**Problem requirements**. Write out every entry exactly as given, but omit the pictures.

Excerpts from a figure dataset
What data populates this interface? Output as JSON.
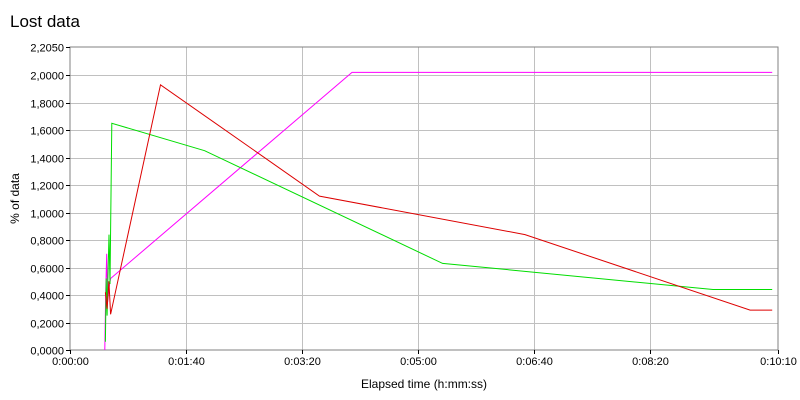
{
  "chart_data": {
    "type": "line",
    "title": "Lost data",
    "xlabel": "Elapsed time (h:mm:ss)",
    "ylabel": "% of data",
    "xlim": [
      0,
      610
    ],
    "ylim": [
      0,
      2.205
    ],
    "grid": true,
    "legend": "none",
    "x_ticks": [
      {
        "value": 0,
        "label": "0:00:00"
      },
      {
        "value": 100,
        "label": "0:01:40"
      },
      {
        "value": 200,
        "label": "0:03:20"
      },
      {
        "value": 300,
        "label": "0:05:00"
      },
      {
        "value": 400,
        "label": "0:06:40"
      },
      {
        "value": 500,
        "label": "0:08:20"
      },
      {
        "value": 610,
        "label": "0:10:10"
      }
    ],
    "y_ticks": [
      {
        "value": 0,
        "label": "0,0000"
      },
      {
        "value": 0.2,
        "label": "0,2000"
      },
      {
        "value": 0.4,
        "label": "0,4000"
      },
      {
        "value": 0.6,
        "label": "0,6000"
      },
      {
        "value": 0.8,
        "label": "0,8000"
      },
      {
        "value": 1.0,
        "label": "1,0000"
      },
      {
        "value": 1.2,
        "label": "1,2000"
      },
      {
        "value": 1.4,
        "label": "1,4000"
      },
      {
        "value": 1.6,
        "label": "1,6000"
      },
      {
        "value": 1.8,
        "label": "1,8000"
      },
      {
        "value": 2.0,
        "label": "2,0000"
      },
      {
        "value": 2.205,
        "label": "2,2050"
      }
    ],
    "series": [
      {
        "color": "#ff00ff",
        "points": [
          [
            30,
            0
          ],
          [
            30.8,
            0.42
          ],
          [
            31.6,
            0.7
          ],
          [
            32.4,
            0.35
          ],
          [
            33.5,
            0.45
          ],
          [
            35,
            0.52
          ],
          [
            243,
            2.02
          ],
          [
            605,
            2.02
          ]
        ]
      },
      {
        "color": "#00dd00",
        "points": [
          [
            30.5,
            0.06
          ],
          [
            31.2,
            0.52
          ],
          [
            32,
            0.25
          ],
          [
            32.8,
            0.58
          ],
          [
            33.6,
            0.84
          ],
          [
            34.5,
            0.48
          ],
          [
            36,
            1.65
          ],
          [
            116,
            1.45
          ],
          [
            321,
            0.63
          ],
          [
            554,
            0.44
          ],
          [
            605,
            0.44
          ]
        ]
      },
      {
        "color": "#dd0000",
        "points": [
          [
            30.5,
            0.42
          ],
          [
            32,
            0.3
          ],
          [
            33.5,
            0.5
          ],
          [
            35,
            0.26
          ],
          [
            78,
            1.93
          ],
          [
            215,
            1.12
          ],
          [
            392,
            0.84
          ],
          [
            586,
            0.29
          ],
          [
            605,
            0.29
          ]
        ]
      }
    ]
  }
}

**Task output**.
What data populates this interface? Output as JSON.
{
  "chart_data": {
    "type": "line",
    "title": "Lost data",
    "xlabel": "Elapsed time (h:mm:ss)",
    "ylabel": "% of data",
    "xlim": [
      0,
      610
    ],
    "ylim": [
      0,
      2.205
    ],
    "grid": true,
    "legend": "none",
    "x_ticks": [
      {
        "value": 0,
        "label": "0:00:00"
      },
      {
        "value": 100,
        "label": "0:01:40"
      },
      {
        "value": 200,
        "label": "0:03:20"
      },
      {
        "value": 300,
        "label": "0:05:00"
      },
      {
        "value": 400,
        "label": "0:06:40"
      },
      {
        "value": 500,
        "label": "0:08:20"
      },
      {
        "value": 610,
        "label": "0:10:10"
      }
    ],
    "y_ticks": [
      {
        "value": 0,
        "label": "0,0000"
      },
      {
        "value": 0.2,
        "label": "0,2000"
      },
      {
        "value": 0.4,
        "label": "0,4000"
      },
      {
        "value": 0.6,
        "label": "0,6000"
      },
      {
        "value": 0.8,
        "label": "0,8000"
      },
      {
        "value": 1.0,
        "label": "1,0000"
      },
      {
        "value": 1.2,
        "label": "1,2000"
      },
      {
        "value": 1.4,
        "label": "1,4000"
      },
      {
        "value": 1.6,
        "label": "1,6000"
      },
      {
        "value": 1.8,
        "label": "1,8000"
      },
      {
        "value": 2.0,
        "label": "2,0000"
      },
      {
        "value": 2.205,
        "label": "2,2050"
      }
    ],
    "series": [
      {
        "color": "#ff00ff",
        "points": [
          [
            30,
            0
          ],
          [
            30.8,
            0.42
          ],
          [
            31.6,
            0.7
          ],
          [
            32.4,
            0.35
          ],
          [
            33.5,
            0.45
          ],
          [
            35,
            0.52
          ],
          [
            243,
            2.02
          ],
          [
            605,
            2.02
          ]
        ]
      },
      {
        "color": "#00dd00",
        "points": [
          [
            30.5,
            0.06
          ],
          [
            31.2,
            0.52
          ],
          [
            32,
            0.25
          ],
          [
            32.8,
            0.58
          ],
          [
            33.6,
            0.84
          ],
          [
            34.5,
            0.48
          ],
          [
            36,
            1.65
          ],
          [
            116,
            1.45
          ],
          [
            321,
            0.63
          ],
          [
            554,
            0.44
          ],
          [
            605,
            0.44
          ]
        ]
      },
      {
        "color": "#dd0000",
        "points": [
          [
            30.5,
            0.42
          ],
          [
            32,
            0.3
          ],
          [
            33.5,
            0.5
          ],
          [
            35,
            0.26
          ],
          [
            78,
            1.93
          ],
          [
            215,
            1.12
          ],
          [
            392,
            0.84
          ],
          [
            586,
            0.29
          ],
          [
            605,
            0.29
          ]
        ]
      }
    ]
  }
}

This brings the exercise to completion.